▶ _WORK INSTRUCTIONS_
Quote the entries in full, character for character, without their images.

▶ _INFORMATION SUPPLIED_
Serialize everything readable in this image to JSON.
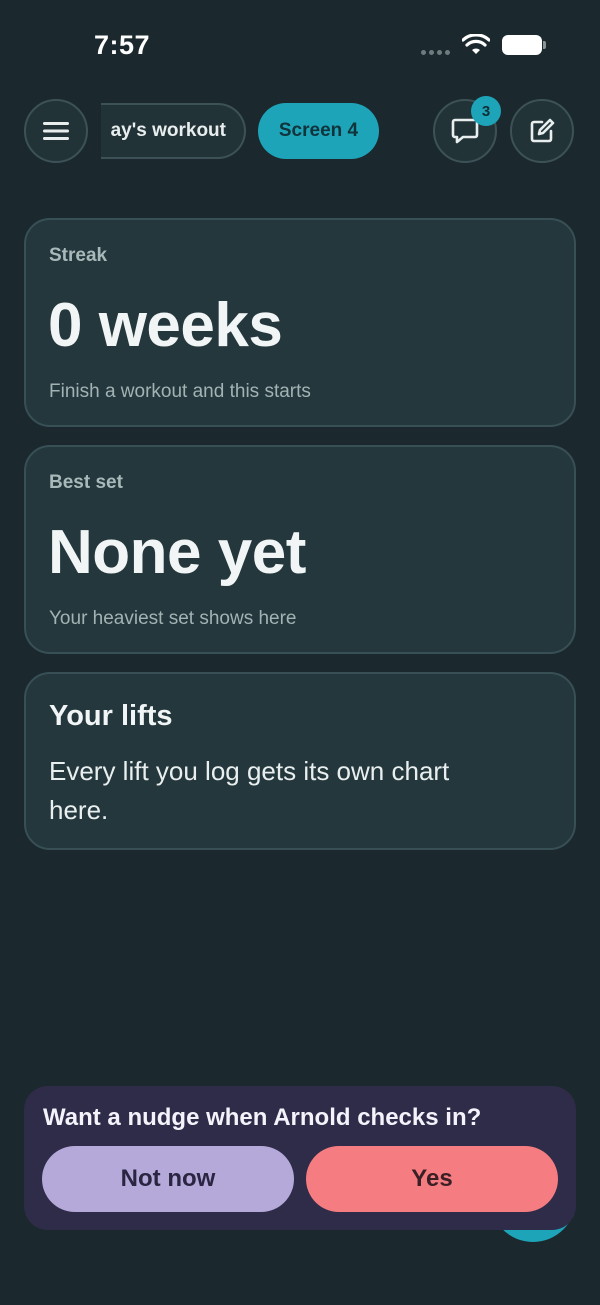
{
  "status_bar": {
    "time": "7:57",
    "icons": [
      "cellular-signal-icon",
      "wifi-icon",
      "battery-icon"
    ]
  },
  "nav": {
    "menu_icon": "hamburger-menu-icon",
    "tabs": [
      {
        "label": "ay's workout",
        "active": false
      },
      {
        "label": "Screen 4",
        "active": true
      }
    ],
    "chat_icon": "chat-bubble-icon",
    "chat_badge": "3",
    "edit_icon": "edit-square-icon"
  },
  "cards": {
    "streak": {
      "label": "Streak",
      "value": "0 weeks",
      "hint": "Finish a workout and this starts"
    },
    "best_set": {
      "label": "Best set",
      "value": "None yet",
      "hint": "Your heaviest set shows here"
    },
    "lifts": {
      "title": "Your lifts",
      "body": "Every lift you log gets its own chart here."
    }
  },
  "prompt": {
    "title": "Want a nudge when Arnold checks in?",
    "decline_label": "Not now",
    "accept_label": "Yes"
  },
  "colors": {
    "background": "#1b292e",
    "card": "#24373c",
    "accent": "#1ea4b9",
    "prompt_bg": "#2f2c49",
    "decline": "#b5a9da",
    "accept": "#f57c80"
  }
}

▶ _RESULT OF THIS EXERCISE_
Serialize everything readable in this image to JSON.
{
  "status_bar": {
    "time": "7:57",
    "icons": [
      "cellular-signal-icon",
      "wifi-icon",
      "battery-icon"
    ]
  },
  "nav": {
    "menu_icon": "hamburger-menu-icon",
    "tabs": [
      {
        "label": "ay's workout",
        "active": false
      },
      {
        "label": "Screen 4",
        "active": true
      }
    ],
    "chat_icon": "chat-bubble-icon",
    "chat_badge": "3",
    "edit_icon": "edit-square-icon"
  },
  "cards": {
    "streak": {
      "label": "Streak",
      "value": "0 weeks",
      "hint": "Finish a workout and this starts"
    },
    "best_set": {
      "label": "Best set",
      "value": "None yet",
      "hint": "Your heaviest set shows here"
    },
    "lifts": {
      "title": "Your lifts",
      "body": "Every lift you log gets its own chart here."
    }
  },
  "prompt": {
    "title": "Want a nudge when Arnold checks in?",
    "decline_label": "Not now",
    "accept_label": "Yes"
  },
  "colors": {
    "background": "#1b292e",
    "card": "#24373c",
    "accent": "#1ea4b9",
    "prompt_bg": "#2f2c49",
    "decline": "#b5a9da",
    "accept": "#f57c80"
  }
}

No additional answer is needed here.